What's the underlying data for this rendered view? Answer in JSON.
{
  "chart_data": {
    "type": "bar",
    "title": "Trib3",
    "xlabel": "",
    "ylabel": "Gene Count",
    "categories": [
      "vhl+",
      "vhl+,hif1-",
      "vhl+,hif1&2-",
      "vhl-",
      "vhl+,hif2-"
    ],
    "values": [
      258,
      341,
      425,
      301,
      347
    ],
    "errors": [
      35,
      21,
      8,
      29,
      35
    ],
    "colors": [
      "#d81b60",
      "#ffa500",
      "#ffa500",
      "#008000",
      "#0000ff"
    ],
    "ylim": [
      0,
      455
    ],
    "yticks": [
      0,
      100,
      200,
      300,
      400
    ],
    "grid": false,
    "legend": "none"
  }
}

-*-*-

Reproduce each line verbatim.

What's the underlying data for this rendered view? Answer in JSON.
{
  "chart_data": {
    "type": "bar",
    "title": "Trib3",
    "xlabel": "",
    "ylabel": "Gene Count",
    "categories": [
      "vhl+",
      "vhl+,hif1-",
      "vhl+,hif1&2-",
      "vhl-",
      "vhl+,hif2-"
    ],
    "values": [
      258,
      341,
      425,
      301,
      347
    ],
    "errors": [
      35,
      21,
      8,
      29,
      35
    ],
    "colors": [
      "#d81b60",
      "#ffa500",
      "#ffa500",
      "#008000",
      "#0000ff"
    ],
    "ylim": [
      0,
      455
    ],
    "yticks": [
      0,
      100,
      200,
      300,
      400
    ],
    "grid": false,
    "legend": "none"
  }
}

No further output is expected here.